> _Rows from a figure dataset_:

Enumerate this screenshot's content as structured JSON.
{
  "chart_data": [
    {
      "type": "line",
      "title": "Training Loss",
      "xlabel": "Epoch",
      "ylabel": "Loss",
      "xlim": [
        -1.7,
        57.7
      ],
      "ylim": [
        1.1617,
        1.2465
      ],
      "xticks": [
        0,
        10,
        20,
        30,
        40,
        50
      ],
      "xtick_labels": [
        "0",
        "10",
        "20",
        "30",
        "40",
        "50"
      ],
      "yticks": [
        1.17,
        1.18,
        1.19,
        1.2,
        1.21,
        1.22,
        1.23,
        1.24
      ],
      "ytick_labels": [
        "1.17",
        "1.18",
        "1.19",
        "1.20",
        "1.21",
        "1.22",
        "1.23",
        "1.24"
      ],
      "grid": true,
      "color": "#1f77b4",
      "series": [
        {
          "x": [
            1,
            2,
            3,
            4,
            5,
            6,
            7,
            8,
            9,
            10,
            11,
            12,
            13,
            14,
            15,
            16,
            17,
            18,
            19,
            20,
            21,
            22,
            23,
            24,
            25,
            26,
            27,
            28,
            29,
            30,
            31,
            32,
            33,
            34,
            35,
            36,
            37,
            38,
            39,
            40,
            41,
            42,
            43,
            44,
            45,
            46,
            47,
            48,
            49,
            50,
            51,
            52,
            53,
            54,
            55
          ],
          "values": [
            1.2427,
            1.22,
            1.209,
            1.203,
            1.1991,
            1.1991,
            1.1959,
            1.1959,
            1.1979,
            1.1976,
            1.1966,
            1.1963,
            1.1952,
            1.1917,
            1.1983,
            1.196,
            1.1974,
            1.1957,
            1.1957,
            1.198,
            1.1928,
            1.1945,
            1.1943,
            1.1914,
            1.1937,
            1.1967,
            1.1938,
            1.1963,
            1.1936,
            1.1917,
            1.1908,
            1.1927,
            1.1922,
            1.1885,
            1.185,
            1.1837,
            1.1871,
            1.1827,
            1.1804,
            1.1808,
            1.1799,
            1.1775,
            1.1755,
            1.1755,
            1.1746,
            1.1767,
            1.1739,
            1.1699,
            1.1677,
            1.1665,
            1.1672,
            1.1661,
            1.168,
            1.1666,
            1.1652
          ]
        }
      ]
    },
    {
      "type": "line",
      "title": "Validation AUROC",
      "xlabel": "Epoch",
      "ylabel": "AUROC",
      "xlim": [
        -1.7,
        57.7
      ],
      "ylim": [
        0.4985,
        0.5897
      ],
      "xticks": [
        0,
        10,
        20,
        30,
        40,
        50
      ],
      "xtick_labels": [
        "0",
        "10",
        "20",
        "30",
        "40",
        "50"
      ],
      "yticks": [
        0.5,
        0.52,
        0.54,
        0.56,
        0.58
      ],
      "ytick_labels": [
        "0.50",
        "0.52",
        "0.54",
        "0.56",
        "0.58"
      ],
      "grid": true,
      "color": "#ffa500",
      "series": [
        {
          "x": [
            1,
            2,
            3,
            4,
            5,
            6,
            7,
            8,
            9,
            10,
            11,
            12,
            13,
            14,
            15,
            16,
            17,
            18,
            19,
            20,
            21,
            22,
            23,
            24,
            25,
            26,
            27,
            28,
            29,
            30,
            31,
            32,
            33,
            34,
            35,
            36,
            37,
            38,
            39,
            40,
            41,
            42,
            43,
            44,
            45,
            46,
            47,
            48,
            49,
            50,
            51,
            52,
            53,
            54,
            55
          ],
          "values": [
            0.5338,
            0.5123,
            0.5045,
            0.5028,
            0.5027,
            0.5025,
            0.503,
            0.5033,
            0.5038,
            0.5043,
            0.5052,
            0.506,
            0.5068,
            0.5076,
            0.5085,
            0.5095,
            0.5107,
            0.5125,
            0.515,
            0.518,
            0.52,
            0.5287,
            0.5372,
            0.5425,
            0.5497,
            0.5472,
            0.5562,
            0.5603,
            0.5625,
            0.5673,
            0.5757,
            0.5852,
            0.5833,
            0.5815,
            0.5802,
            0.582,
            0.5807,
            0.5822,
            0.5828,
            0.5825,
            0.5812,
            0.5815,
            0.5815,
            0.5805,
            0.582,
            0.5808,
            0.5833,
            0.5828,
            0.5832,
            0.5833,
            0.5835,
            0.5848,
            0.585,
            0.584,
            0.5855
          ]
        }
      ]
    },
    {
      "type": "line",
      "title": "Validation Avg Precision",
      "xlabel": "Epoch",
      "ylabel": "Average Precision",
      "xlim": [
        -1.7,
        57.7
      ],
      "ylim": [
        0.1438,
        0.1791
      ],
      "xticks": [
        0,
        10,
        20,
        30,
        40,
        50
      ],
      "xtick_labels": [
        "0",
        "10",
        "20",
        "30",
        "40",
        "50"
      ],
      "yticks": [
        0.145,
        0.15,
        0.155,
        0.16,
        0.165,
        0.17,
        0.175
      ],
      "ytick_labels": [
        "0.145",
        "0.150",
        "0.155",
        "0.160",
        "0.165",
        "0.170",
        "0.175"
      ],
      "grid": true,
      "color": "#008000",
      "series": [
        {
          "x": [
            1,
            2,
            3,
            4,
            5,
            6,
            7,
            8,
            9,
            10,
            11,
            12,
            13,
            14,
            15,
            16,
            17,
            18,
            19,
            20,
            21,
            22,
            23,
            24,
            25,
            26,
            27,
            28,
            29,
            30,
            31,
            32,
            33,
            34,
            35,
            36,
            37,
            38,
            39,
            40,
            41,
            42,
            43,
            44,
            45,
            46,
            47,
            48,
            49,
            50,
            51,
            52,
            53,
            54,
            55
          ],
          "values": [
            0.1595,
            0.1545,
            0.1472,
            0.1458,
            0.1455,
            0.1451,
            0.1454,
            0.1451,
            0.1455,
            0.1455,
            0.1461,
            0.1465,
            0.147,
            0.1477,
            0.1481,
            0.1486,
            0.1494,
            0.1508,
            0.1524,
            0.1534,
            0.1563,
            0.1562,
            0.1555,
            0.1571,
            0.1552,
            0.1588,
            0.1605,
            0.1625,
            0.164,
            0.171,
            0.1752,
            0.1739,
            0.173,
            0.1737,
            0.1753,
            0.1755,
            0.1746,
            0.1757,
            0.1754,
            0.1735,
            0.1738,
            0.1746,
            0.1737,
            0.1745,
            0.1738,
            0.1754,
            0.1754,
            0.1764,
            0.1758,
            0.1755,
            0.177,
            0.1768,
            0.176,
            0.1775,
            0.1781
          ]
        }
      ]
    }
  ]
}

> _Task prompt_:
The data above must be returned in full, exactly as written.

> _Output of the exercise_:
Enumerate this screenshot's content as structured JSON.
{
  "chart_data": [
    {
      "type": "line",
      "title": "Training Loss",
      "xlabel": "Epoch",
      "ylabel": "Loss",
      "xlim": [
        -1.7,
        57.7
      ],
      "ylim": [
        1.1617,
        1.2465
      ],
      "xticks": [
        0,
        10,
        20,
        30,
        40,
        50
      ],
      "xtick_labels": [
        "0",
        "10",
        "20",
        "30",
        "40",
        "50"
      ],
      "yticks": [
        1.17,
        1.18,
        1.19,
        1.2,
        1.21,
        1.22,
        1.23,
        1.24
      ],
      "ytick_labels": [
        "1.17",
        "1.18",
        "1.19",
        "1.20",
        "1.21",
        "1.22",
        "1.23",
        "1.24"
      ],
      "grid": true,
      "color": "#1f77b4",
      "series": [
        {
          "x": [
            1,
            2,
            3,
            4,
            5,
            6,
            7,
            8,
            9,
            10,
            11,
            12,
            13,
            14,
            15,
            16,
            17,
            18,
            19,
            20,
            21,
            22,
            23,
            24,
            25,
            26,
            27,
            28,
            29,
            30,
            31,
            32,
            33,
            34,
            35,
            36,
            37,
            38,
            39,
            40,
            41,
            42,
            43,
            44,
            45,
            46,
            47,
            48,
            49,
            50,
            51,
            52,
            53,
            54,
            55
          ],
          "values": [
            1.2427,
            1.22,
            1.209,
            1.203,
            1.1991,
            1.1991,
            1.1959,
            1.1959,
            1.1979,
            1.1976,
            1.1966,
            1.1963,
            1.1952,
            1.1917,
            1.1983,
            1.196,
            1.1974,
            1.1957,
            1.1957,
            1.198,
            1.1928,
            1.1945,
            1.1943,
            1.1914,
            1.1937,
            1.1967,
            1.1938,
            1.1963,
            1.1936,
            1.1917,
            1.1908,
            1.1927,
            1.1922,
            1.1885,
            1.185,
            1.1837,
            1.1871,
            1.1827,
            1.1804,
            1.1808,
            1.1799,
            1.1775,
            1.1755,
            1.1755,
            1.1746,
            1.1767,
            1.1739,
            1.1699,
            1.1677,
            1.1665,
            1.1672,
            1.1661,
            1.168,
            1.1666,
            1.1652
          ]
        }
      ]
    },
    {
      "type": "line",
      "title": "Validation AUROC",
      "xlabel": "Epoch",
      "ylabel": "AUROC",
      "xlim": [
        -1.7,
        57.7
      ],
      "ylim": [
        0.4985,
        0.5897
      ],
      "xticks": [
        0,
        10,
        20,
        30,
        40,
        50
      ],
      "xtick_labels": [
        "0",
        "10",
        "20",
        "30",
        "40",
        "50"
      ],
      "yticks": [
        0.5,
        0.52,
        0.54,
        0.56,
        0.58
      ],
      "ytick_labels": [
        "0.50",
        "0.52",
        "0.54",
        "0.56",
        "0.58"
      ],
      "grid": true,
      "color": "#ffa500",
      "series": [
        {
          "x": [
            1,
            2,
            3,
            4,
            5,
            6,
            7,
            8,
            9,
            10,
            11,
            12,
            13,
            14,
            15,
            16,
            17,
            18,
            19,
            20,
            21,
            22,
            23,
            24,
            25,
            26,
            27,
            28,
            29,
            30,
            31,
            32,
            33,
            34,
            35,
            36,
            37,
            38,
            39,
            40,
            41,
            42,
            43,
            44,
            45,
            46,
            47,
            48,
            49,
            50,
            51,
            52,
            53,
            54,
            55
          ],
          "values": [
            0.5338,
            0.5123,
            0.5045,
            0.5028,
            0.5027,
            0.5025,
            0.503,
            0.5033,
            0.5038,
            0.5043,
            0.5052,
            0.506,
            0.5068,
            0.5076,
            0.5085,
            0.5095,
            0.5107,
            0.5125,
            0.515,
            0.518,
            0.52,
            0.5287,
            0.5372,
            0.5425,
            0.5497,
            0.5472,
            0.5562,
            0.5603,
            0.5625,
            0.5673,
            0.5757,
            0.5852,
            0.5833,
            0.5815,
            0.5802,
            0.582,
            0.5807,
            0.5822,
            0.5828,
            0.5825,
            0.5812,
            0.5815,
            0.5815,
            0.5805,
            0.582,
            0.5808,
            0.5833,
            0.5828,
            0.5832,
            0.5833,
            0.5835,
            0.5848,
            0.585,
            0.584,
            0.5855
          ]
        }
      ]
    },
    {
      "type": "line",
      "title": "Validation Avg Precision",
      "xlabel": "Epoch",
      "ylabel": "Average Precision",
      "xlim": [
        -1.7,
        57.7
      ],
      "ylim": [
        0.1438,
        0.1791
      ],
      "xticks": [
        0,
        10,
        20,
        30,
        40,
        50
      ],
      "xtick_labels": [
        "0",
        "10",
        "20",
        "30",
        "40",
        "50"
      ],
      "yticks": [
        0.145,
        0.15,
        0.155,
        0.16,
        0.165,
        0.17,
        0.175
      ],
      "ytick_labels": [
        "0.145",
        "0.150",
        "0.155",
        "0.160",
        "0.165",
        "0.170",
        "0.175"
      ],
      "grid": true,
      "color": "#008000",
      "series": [
        {
          "x": [
            1,
            2,
            3,
            4,
            5,
            6,
            7,
            8,
            9,
            10,
            11,
            12,
            13,
            14,
            15,
            16,
            17,
            18,
            19,
            20,
            21,
            22,
            23,
            24,
            25,
            26,
            27,
            28,
            29,
            30,
            31,
            32,
            33,
            34,
            35,
            36,
            37,
            38,
            39,
            40,
            41,
            42,
            43,
            44,
            45,
            46,
            47,
            48,
            49,
            50,
            51,
            52,
            53,
            54,
            55
          ],
          "values": [
            0.1595,
            0.1545,
            0.1472,
            0.1458,
            0.1455,
            0.1451,
            0.1454,
            0.1451,
            0.1455,
            0.1455,
            0.1461,
            0.1465,
            0.147,
            0.1477,
            0.1481,
            0.1486,
            0.1494,
            0.1508,
            0.1524,
            0.1534,
            0.1563,
            0.1562,
            0.1555,
            0.1571,
            0.1552,
            0.1588,
            0.1605,
            0.1625,
            0.164,
            0.171,
            0.1752,
            0.1739,
            0.173,
            0.1737,
            0.1753,
            0.1755,
            0.1746,
            0.1757,
            0.1754,
            0.1735,
            0.1738,
            0.1746,
            0.1737,
            0.1745,
            0.1738,
            0.1754,
            0.1754,
            0.1764,
            0.1758,
            0.1755,
            0.177,
            0.1768,
            0.176,
            0.1775,
            0.1781
          ]
        }
      ]
    }
  ]
}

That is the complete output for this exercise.